## CHALLENGE
Write out, precisely and in full, each line of the material.

## DATA LISTING
◇ ◇ ◇

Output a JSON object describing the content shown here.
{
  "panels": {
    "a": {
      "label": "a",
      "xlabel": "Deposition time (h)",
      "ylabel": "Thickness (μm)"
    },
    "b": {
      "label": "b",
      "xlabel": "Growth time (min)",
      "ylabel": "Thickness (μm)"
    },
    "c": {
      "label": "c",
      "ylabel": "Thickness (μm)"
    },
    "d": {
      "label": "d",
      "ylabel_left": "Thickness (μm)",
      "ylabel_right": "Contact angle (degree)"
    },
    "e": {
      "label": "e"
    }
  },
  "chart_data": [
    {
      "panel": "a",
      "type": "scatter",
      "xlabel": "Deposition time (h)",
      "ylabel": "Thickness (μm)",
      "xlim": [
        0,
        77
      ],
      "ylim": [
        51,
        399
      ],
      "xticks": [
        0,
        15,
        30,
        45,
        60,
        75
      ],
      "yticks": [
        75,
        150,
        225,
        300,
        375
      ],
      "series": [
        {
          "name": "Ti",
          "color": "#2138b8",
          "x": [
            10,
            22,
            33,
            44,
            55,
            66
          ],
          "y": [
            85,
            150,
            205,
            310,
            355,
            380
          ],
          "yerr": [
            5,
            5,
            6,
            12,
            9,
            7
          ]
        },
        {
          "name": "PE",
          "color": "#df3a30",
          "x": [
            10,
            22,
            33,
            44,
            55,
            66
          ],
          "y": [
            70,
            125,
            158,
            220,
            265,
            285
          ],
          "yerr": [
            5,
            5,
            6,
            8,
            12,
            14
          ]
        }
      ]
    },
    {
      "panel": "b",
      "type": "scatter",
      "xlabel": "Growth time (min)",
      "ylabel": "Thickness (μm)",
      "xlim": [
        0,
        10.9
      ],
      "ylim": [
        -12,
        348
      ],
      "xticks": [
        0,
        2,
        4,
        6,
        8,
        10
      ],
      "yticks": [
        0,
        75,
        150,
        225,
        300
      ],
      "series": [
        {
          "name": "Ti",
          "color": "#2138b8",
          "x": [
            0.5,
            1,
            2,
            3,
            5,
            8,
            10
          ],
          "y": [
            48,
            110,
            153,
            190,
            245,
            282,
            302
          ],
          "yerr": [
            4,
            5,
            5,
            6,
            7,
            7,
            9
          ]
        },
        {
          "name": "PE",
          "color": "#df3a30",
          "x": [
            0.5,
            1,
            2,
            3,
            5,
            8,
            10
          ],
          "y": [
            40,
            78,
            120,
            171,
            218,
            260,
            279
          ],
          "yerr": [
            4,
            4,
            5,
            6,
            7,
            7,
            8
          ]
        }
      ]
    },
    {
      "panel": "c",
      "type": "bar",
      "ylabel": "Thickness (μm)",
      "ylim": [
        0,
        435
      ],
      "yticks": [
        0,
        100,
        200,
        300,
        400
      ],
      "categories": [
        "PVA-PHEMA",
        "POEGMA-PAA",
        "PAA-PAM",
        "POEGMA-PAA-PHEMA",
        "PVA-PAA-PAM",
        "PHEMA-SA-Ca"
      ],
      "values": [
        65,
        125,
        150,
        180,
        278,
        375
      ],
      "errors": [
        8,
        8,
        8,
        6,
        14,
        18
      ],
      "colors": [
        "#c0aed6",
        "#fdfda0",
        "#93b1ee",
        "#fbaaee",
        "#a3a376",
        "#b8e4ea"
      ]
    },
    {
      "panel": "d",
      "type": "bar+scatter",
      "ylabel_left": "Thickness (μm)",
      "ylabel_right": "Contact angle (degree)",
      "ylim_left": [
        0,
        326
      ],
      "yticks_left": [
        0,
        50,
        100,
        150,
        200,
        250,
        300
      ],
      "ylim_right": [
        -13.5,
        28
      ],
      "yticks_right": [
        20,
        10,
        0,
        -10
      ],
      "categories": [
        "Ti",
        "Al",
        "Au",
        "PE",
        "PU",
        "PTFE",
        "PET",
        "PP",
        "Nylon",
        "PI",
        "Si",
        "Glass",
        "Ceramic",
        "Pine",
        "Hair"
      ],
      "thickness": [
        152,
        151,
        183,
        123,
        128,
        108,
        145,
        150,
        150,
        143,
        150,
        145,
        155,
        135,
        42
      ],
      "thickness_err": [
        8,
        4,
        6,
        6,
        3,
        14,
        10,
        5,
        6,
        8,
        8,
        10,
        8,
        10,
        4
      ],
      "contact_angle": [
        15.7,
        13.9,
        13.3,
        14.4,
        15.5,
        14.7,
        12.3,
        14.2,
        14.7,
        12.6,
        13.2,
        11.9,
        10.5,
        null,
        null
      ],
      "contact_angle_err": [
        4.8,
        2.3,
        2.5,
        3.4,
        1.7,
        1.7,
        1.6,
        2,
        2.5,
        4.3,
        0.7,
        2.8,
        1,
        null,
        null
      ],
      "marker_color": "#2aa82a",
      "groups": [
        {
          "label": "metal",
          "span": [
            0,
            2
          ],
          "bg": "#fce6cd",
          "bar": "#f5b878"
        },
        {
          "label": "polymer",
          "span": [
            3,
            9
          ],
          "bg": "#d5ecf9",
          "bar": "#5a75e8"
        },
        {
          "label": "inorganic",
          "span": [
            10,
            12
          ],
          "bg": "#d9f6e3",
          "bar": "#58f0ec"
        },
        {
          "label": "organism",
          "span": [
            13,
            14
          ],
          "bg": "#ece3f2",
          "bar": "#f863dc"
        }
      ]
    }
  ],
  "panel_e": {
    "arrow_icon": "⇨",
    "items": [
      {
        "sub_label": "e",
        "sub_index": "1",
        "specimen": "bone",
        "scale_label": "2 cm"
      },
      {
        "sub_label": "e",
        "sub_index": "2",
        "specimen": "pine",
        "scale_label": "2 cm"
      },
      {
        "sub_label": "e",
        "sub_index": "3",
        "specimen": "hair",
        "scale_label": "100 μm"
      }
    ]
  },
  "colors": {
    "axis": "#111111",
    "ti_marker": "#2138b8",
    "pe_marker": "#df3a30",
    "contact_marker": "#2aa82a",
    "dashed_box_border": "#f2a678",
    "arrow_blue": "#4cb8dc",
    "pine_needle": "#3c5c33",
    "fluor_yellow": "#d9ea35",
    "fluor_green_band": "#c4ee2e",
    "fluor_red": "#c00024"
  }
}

◇ ◇ ◇

## THE REPLY
Output a JSON object describing the content shown here.
{
  "panels": {
    "a": {
      "label": "a",
      "xlabel": "Deposition time (h)",
      "ylabel": "Thickness (μm)"
    },
    "b": {
      "label": "b",
      "xlabel": "Growth time (min)",
      "ylabel": "Thickness (μm)"
    },
    "c": {
      "label": "c",
      "ylabel": "Thickness (μm)"
    },
    "d": {
      "label": "d",
      "ylabel_left": "Thickness (μm)",
      "ylabel_right": "Contact angle (degree)"
    },
    "e": {
      "label": "e"
    }
  },
  "chart_data": [
    {
      "panel": "a",
      "type": "scatter",
      "xlabel": "Deposition time (h)",
      "ylabel": "Thickness (μm)",
      "xlim": [
        0,
        77
      ],
      "ylim": [
        51,
        399
      ],
      "xticks": [
        0,
        15,
        30,
        45,
        60,
        75
      ],
      "yticks": [
        75,
        150,
        225,
        300,
        375
      ],
      "series": [
        {
          "name": "Ti",
          "color": "#2138b8",
          "x": [
            10,
            22,
            33,
            44,
            55,
            66
          ],
          "y": [
            85,
            150,
            205,
            310,
            355,
            380
          ],
          "yerr": [
            5,
            5,
            6,
            12,
            9,
            7
          ]
        },
        {
          "name": "PE",
          "color": "#df3a30",
          "x": [
            10,
            22,
            33,
            44,
            55,
            66
          ],
          "y": [
            70,
            125,
            158,
            220,
            265,
            285
          ],
          "yerr": [
            5,
            5,
            6,
            8,
            12,
            14
          ]
        }
      ]
    },
    {
      "panel": "b",
      "type": "scatter",
      "xlabel": "Growth time (min)",
      "ylabel": "Thickness (μm)",
      "xlim": [
        0,
        10.9
      ],
      "ylim": [
        -12,
        348
      ],
      "xticks": [
        0,
        2,
        4,
        6,
        8,
        10
      ],
      "yticks": [
        0,
        75,
        150,
        225,
        300
      ],
      "series": [
        {
          "name": "Ti",
          "color": "#2138b8",
          "x": [
            0.5,
            1,
            2,
            3,
            5,
            8,
            10
          ],
          "y": [
            48,
            110,
            153,
            190,
            245,
            282,
            302
          ],
          "yerr": [
            4,
            5,
            5,
            6,
            7,
            7,
            9
          ]
        },
        {
          "name": "PE",
          "color": "#df3a30",
          "x": [
            0.5,
            1,
            2,
            3,
            5,
            8,
            10
          ],
          "y": [
            40,
            78,
            120,
            171,
            218,
            260,
            279
          ],
          "yerr": [
            4,
            4,
            5,
            6,
            7,
            7,
            8
          ]
        }
      ]
    },
    {
      "panel": "c",
      "type": "bar",
      "ylabel": "Thickness (μm)",
      "ylim": [
        0,
        435
      ],
      "yticks": [
        0,
        100,
        200,
        300,
        400
      ],
      "categories": [
        "PVA-PHEMA",
        "POEGMA-PAA",
        "PAA-PAM",
        "POEGMA-PAA-PHEMA",
        "PVA-PAA-PAM",
        "PHEMA-SA-Ca"
      ],
      "values": [
        65,
        125,
        150,
        180,
        278,
        375
      ],
      "errors": [
        8,
        8,
        8,
        6,
        14,
        18
      ],
      "colors": [
        "#c0aed6",
        "#fdfda0",
        "#93b1ee",
        "#fbaaee",
        "#a3a376",
        "#b8e4ea"
      ]
    },
    {
      "panel": "d",
      "type": "bar+scatter",
      "ylabel_left": "Thickness (μm)",
      "ylabel_right": "Contact angle (degree)",
      "ylim_left": [
        0,
        326
      ],
      "yticks_left": [
        0,
        50,
        100,
        150,
        200,
        250,
        300
      ],
      "ylim_right": [
        -13.5,
        28
      ],
      "yticks_right": [
        20,
        10,
        0,
        -10
      ],
      "categories": [
        "Ti",
        "Al",
        "Au",
        "PE",
        "PU",
        "PTFE",
        "PET",
        "PP",
        "Nylon",
        "PI",
        "Si",
        "Glass",
        "Ceramic",
        "Pine",
        "Hair"
      ],
      "thickness": [
        152,
        151,
        183,
        123,
        128,
        108,
        145,
        150,
        150,
        143,
        150,
        145,
        155,
        135,
        42
      ],
      "thickness_err": [
        8,
        4,
        6,
        6,
        3,
        14,
        10,
        5,
        6,
        8,
        8,
        10,
        8,
        10,
        4
      ],
      "contact_angle": [
        15.7,
        13.9,
        13.3,
        14.4,
        15.5,
        14.7,
        12.3,
        14.2,
        14.7,
        12.6,
        13.2,
        11.9,
        10.5,
        null,
        null
      ],
      "contact_angle_err": [
        4.8,
        2.3,
        2.5,
        3.4,
        1.7,
        1.7,
        1.6,
        2,
        2.5,
        4.3,
        0.7,
        2.8,
        1,
        null,
        null
      ],
      "marker_color": "#2aa82a",
      "groups": [
        {
          "label": "metal",
          "span": [
            0,
            2
          ],
          "bg": "#fce6cd",
          "bar": "#f5b878"
        },
        {
          "label": "polymer",
          "span": [
            3,
            9
          ],
          "bg": "#d5ecf9",
          "bar": "#5a75e8"
        },
        {
          "label": "inorganic",
          "span": [
            10,
            12
          ],
          "bg": "#d9f6e3",
          "bar": "#58f0ec"
        },
        {
          "label": "organism",
          "span": [
            13,
            14
          ],
          "bg": "#ece3f2",
          "bar": "#f863dc"
        }
      ]
    }
  ],
  "panel_e": {
    "arrow_icon": "⇨",
    "items": [
      {
        "sub_label": "e",
        "sub_index": "1",
        "specimen": "bone",
        "scale_label": "2 cm"
      },
      {
        "sub_label": "e",
        "sub_index": "2",
        "specimen": "pine",
        "scale_label": "2 cm"
      },
      {
        "sub_label": "e",
        "sub_index": "3",
        "specimen": "hair",
        "scale_label": "100 μm"
      }
    ]
  },
  "colors": {
    "axis": "#111111",
    "ti_marker": "#2138b8",
    "pe_marker": "#df3a30",
    "contact_marker": "#2aa82a",
    "dashed_box_border": "#f2a678",
    "arrow_blue": "#4cb8dc",
    "pine_needle": "#3c5c33",
    "fluor_yellow": "#d9ea35",
    "fluor_green_band": "#c4ee2e",
    "fluor_red": "#c00024"
  }
}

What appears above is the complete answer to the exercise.